▸ **Objective**: Filter the records below and copy every line containing the word "title".

[Start of Exercise input]

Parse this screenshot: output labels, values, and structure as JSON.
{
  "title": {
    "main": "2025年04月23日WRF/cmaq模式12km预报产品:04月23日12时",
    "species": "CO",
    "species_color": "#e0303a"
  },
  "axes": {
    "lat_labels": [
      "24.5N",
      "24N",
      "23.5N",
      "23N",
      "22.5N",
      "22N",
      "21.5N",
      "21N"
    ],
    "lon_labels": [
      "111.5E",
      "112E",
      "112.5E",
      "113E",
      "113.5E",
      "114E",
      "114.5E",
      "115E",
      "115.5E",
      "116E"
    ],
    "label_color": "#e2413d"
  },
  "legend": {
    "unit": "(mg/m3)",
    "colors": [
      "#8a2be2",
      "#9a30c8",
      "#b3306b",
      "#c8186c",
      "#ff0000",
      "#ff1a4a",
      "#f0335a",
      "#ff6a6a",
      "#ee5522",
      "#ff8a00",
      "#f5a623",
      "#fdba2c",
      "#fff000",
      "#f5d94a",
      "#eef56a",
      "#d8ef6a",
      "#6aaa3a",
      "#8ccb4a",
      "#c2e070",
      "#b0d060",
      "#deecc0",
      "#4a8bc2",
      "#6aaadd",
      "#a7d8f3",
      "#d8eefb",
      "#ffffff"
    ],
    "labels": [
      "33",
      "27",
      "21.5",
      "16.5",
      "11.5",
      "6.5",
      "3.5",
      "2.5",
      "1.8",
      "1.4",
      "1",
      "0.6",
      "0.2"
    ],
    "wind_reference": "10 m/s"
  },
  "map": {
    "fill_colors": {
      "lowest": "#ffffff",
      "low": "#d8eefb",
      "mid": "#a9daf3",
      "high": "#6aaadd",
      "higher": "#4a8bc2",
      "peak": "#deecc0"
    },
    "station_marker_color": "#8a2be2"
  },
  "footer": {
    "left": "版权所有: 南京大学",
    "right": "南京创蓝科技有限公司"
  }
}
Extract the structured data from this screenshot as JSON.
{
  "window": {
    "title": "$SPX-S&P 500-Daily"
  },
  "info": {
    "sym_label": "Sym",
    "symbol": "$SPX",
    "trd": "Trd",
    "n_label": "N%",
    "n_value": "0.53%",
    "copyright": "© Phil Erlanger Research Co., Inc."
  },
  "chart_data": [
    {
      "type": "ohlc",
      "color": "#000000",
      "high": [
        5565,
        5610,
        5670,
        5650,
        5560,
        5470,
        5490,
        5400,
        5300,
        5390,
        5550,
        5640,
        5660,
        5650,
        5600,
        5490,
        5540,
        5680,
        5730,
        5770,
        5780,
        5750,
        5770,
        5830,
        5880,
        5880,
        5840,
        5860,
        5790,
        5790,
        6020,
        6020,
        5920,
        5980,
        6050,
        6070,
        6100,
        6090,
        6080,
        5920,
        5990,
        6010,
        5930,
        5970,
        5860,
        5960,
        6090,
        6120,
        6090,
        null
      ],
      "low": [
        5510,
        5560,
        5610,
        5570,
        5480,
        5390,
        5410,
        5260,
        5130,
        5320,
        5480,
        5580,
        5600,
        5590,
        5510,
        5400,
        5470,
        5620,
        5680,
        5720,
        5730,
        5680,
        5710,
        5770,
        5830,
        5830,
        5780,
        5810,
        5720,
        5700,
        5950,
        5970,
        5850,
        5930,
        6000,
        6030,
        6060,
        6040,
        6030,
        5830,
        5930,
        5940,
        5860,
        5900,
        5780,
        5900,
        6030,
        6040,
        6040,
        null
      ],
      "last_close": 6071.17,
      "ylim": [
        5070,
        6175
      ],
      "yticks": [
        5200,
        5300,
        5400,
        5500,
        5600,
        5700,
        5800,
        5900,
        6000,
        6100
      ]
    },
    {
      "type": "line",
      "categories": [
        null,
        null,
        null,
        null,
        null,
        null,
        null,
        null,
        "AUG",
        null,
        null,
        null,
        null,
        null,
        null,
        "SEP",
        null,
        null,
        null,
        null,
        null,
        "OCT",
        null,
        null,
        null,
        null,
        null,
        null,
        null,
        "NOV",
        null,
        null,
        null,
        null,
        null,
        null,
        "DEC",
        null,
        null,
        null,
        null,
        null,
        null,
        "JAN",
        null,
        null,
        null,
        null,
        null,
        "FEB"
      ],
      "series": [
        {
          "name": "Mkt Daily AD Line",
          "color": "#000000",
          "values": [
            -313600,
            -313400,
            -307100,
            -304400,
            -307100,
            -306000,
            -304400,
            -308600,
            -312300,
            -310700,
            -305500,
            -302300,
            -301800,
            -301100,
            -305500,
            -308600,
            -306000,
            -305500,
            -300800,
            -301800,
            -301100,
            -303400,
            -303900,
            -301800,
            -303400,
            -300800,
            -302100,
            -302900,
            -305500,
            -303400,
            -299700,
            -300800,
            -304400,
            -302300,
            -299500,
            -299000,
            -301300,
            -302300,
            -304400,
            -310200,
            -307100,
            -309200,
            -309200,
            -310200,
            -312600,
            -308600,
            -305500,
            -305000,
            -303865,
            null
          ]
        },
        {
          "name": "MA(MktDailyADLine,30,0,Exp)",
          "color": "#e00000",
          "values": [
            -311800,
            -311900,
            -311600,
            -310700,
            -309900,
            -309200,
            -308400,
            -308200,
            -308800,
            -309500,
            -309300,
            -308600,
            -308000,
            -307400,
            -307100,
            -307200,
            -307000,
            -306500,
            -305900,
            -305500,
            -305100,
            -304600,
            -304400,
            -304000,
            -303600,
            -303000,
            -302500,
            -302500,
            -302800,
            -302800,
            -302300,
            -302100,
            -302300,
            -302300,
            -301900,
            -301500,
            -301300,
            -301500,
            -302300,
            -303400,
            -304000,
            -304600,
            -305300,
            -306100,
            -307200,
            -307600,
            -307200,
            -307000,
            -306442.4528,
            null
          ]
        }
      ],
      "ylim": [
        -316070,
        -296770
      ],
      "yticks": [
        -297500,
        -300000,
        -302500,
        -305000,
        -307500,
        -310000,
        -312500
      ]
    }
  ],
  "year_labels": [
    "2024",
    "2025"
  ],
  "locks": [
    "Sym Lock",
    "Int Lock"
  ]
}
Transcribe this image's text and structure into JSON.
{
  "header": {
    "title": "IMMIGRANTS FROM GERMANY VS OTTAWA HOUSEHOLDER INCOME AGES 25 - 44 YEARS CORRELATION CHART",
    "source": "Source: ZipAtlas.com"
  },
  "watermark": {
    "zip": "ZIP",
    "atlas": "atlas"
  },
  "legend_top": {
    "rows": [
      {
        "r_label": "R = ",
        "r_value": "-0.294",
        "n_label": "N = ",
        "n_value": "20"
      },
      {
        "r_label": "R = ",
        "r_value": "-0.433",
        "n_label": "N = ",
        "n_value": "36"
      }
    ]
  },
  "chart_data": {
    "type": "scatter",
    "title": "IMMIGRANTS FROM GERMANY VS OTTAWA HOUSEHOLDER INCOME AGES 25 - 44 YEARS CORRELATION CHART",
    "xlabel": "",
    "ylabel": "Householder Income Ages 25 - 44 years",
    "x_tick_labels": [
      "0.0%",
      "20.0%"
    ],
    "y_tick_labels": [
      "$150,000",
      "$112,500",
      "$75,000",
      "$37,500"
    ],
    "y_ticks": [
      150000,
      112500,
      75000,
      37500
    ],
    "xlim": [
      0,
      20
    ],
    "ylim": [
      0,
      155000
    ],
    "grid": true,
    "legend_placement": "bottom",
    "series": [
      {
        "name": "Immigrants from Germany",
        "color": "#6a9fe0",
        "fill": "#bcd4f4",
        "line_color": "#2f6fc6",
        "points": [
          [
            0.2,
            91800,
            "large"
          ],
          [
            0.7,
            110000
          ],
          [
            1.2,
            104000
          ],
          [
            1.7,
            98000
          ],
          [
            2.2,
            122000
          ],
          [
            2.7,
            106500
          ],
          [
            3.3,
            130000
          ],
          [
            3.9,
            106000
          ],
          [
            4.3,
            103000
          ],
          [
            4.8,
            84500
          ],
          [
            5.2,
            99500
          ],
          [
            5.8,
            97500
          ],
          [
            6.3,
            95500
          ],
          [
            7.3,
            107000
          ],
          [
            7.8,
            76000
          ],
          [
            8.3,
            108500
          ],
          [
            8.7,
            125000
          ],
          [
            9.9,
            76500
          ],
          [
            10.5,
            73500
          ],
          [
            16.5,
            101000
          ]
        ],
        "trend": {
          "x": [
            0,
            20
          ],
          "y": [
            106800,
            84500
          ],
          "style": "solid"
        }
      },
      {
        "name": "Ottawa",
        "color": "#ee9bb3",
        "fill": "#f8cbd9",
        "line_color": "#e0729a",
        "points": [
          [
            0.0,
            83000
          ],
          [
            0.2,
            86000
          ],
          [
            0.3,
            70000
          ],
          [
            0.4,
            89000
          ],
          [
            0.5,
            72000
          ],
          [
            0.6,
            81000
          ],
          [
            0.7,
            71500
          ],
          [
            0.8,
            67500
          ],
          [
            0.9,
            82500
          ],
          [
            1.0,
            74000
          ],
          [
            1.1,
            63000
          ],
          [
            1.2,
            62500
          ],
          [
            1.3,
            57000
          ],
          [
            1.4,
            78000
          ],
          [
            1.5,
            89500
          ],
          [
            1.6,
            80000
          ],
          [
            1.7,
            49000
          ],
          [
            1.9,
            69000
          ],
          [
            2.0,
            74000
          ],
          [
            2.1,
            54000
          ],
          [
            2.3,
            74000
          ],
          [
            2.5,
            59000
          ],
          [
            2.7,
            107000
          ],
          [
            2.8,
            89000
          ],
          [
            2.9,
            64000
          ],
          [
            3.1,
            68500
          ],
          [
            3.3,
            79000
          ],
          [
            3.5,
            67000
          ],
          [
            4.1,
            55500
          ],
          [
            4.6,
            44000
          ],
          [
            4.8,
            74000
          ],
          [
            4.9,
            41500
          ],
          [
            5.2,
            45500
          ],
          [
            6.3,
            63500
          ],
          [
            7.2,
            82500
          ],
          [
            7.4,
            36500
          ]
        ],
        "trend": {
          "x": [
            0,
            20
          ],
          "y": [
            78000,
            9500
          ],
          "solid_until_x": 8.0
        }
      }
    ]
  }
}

[End of Exercise input]

▸ **Answer in full**:
  "title": {
    "title": "$SPX-S&P 500-Daily"
    "title": "IMMIGRANTS FROM GERMANY VS OTTAWA HOUSEHOLDER INCOME AGES 25 - 44 YEARS CORRELATION CHART",
    "title": "IMMIGRANTS FROM GERMANY VS OTTAWA HOUSEHOLDER INCOME AGES 25 - 44 YEARS CORRELATION CHART",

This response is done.